:: Exercise ::
Select and reproduce each line of the listing below that bears the string "name".

(Dataset listings of figures)
>> BEGIN

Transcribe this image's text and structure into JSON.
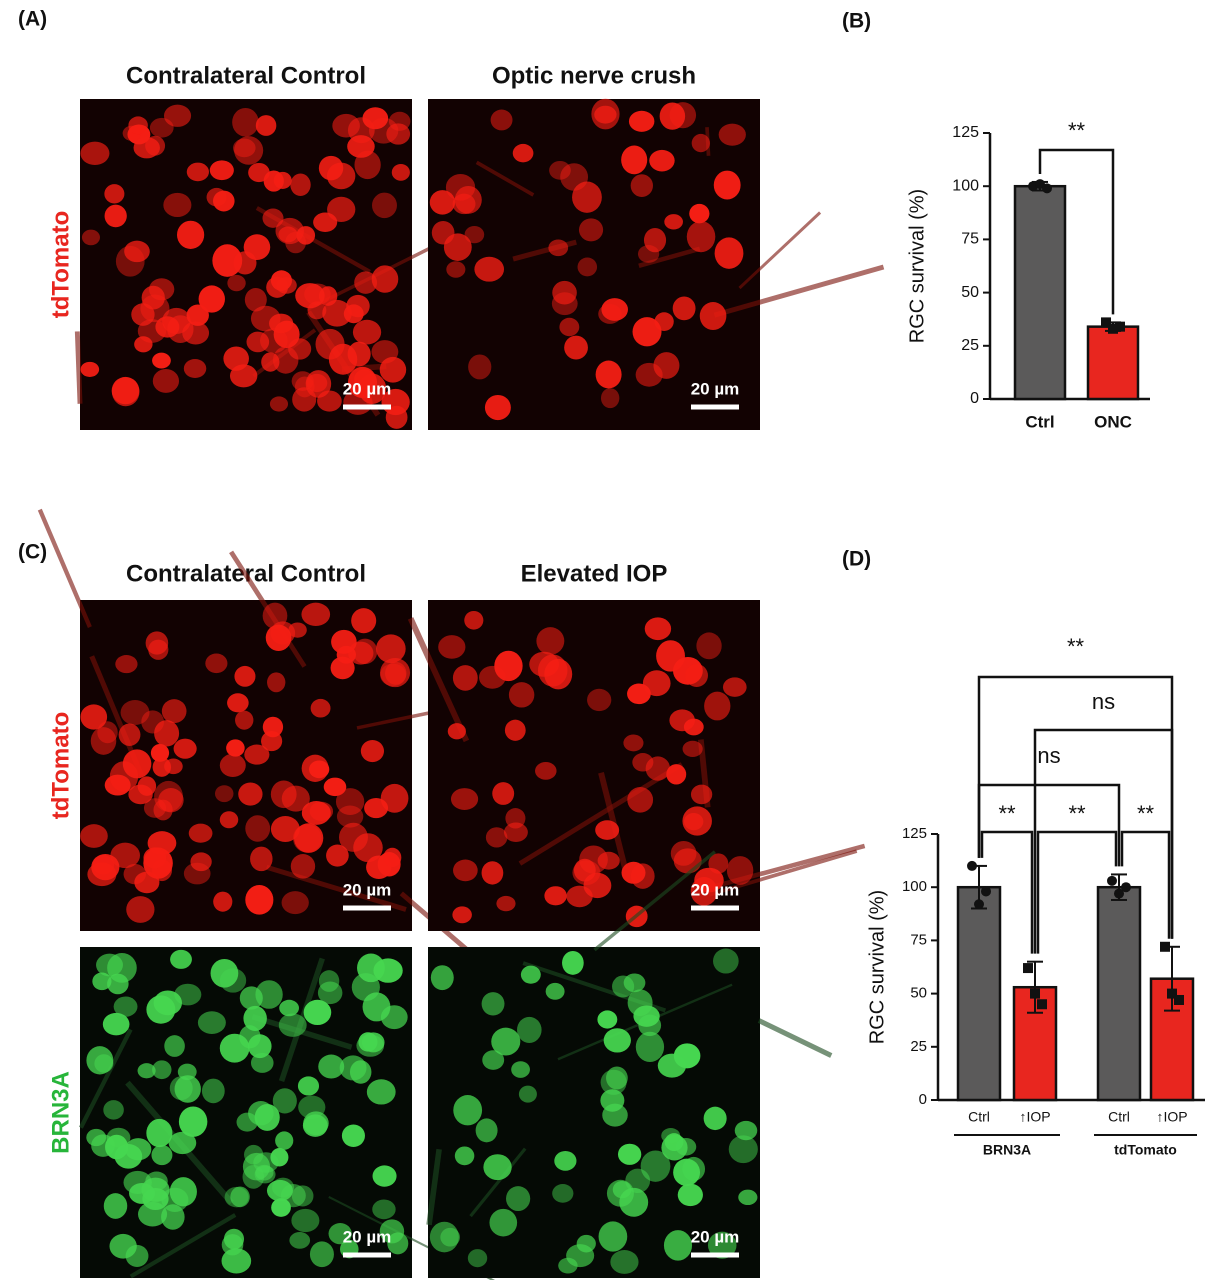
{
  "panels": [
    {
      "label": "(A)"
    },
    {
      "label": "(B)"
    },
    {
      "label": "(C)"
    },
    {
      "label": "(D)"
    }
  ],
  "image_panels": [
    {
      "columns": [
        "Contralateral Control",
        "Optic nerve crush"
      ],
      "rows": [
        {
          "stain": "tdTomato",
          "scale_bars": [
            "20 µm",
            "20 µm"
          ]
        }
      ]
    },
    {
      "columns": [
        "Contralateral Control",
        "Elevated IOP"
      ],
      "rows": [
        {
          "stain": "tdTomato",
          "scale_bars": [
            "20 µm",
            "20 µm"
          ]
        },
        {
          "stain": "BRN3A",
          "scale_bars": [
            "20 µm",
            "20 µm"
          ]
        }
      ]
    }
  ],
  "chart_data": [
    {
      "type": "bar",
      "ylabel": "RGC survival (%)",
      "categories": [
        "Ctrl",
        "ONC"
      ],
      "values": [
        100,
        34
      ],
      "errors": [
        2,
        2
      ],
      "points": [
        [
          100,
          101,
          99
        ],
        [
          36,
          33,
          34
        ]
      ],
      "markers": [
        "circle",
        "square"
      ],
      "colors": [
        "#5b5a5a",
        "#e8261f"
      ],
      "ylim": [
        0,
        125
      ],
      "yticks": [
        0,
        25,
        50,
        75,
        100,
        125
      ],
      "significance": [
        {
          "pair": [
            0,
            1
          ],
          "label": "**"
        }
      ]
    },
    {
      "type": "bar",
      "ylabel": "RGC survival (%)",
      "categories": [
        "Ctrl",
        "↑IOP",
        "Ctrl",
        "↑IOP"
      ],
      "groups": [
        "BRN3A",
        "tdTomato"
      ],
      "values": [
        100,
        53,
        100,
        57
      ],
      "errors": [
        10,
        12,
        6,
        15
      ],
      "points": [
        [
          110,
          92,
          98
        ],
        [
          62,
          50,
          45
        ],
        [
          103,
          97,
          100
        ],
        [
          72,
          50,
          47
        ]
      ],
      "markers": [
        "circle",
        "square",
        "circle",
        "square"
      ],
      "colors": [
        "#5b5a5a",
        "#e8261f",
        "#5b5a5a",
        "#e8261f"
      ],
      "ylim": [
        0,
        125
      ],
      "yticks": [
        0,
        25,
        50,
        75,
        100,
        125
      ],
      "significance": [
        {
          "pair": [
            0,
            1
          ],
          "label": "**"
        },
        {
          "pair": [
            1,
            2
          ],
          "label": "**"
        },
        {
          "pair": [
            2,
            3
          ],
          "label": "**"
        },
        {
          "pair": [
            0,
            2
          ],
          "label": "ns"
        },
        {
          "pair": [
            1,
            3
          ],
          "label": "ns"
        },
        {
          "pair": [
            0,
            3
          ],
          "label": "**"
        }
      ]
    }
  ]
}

>> END
>> BEGIN

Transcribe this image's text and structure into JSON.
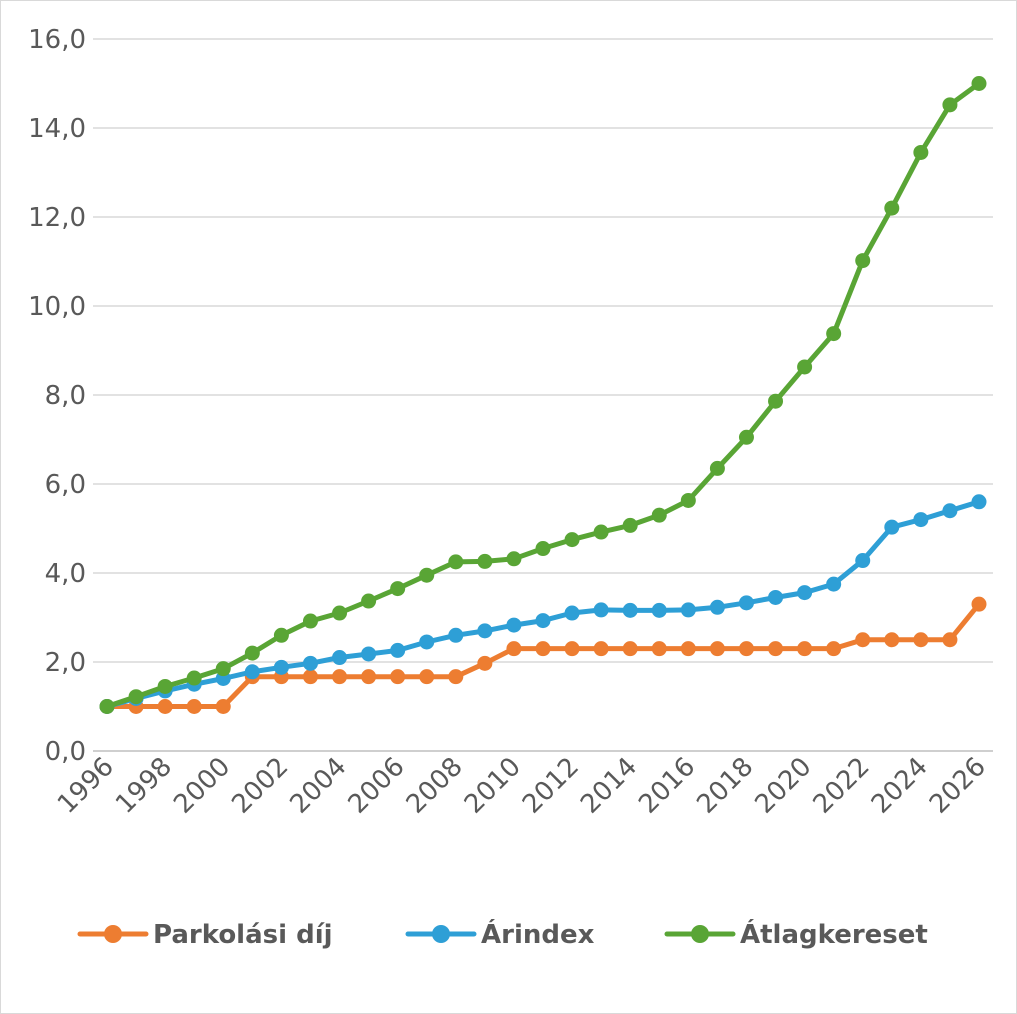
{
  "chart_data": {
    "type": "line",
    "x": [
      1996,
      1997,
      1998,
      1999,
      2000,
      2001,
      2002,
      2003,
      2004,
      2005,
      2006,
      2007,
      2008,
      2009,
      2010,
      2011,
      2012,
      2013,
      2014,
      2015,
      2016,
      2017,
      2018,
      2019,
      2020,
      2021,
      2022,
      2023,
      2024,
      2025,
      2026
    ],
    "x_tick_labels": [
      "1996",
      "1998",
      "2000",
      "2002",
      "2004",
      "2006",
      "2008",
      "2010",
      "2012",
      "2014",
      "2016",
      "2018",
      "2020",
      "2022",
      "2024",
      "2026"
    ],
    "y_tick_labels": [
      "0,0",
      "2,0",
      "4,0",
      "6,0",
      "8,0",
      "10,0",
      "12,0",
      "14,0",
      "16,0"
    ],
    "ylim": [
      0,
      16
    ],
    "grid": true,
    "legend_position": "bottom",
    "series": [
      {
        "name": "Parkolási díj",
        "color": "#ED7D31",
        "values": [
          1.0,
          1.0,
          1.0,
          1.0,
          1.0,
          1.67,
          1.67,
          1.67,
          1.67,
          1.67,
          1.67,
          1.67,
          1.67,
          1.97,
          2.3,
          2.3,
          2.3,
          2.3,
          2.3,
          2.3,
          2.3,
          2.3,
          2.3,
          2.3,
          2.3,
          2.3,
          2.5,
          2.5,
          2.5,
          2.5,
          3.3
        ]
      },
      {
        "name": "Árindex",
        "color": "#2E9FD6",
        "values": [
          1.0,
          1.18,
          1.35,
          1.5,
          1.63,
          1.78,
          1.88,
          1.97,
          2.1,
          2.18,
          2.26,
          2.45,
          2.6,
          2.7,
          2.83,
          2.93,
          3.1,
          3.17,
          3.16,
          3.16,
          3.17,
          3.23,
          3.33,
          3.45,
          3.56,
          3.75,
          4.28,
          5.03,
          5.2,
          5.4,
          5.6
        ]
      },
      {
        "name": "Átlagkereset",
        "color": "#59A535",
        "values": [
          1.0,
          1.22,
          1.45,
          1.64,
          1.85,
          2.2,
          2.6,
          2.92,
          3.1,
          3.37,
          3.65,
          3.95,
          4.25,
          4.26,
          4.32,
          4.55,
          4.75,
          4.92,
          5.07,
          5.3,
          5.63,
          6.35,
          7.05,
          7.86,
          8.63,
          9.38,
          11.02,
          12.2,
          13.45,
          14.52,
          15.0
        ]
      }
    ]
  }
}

>> END

:: Answer to this problem ::
        "name": "Parkolási díj",
        "name": "Árindex",
        "name": "Átlagkereset",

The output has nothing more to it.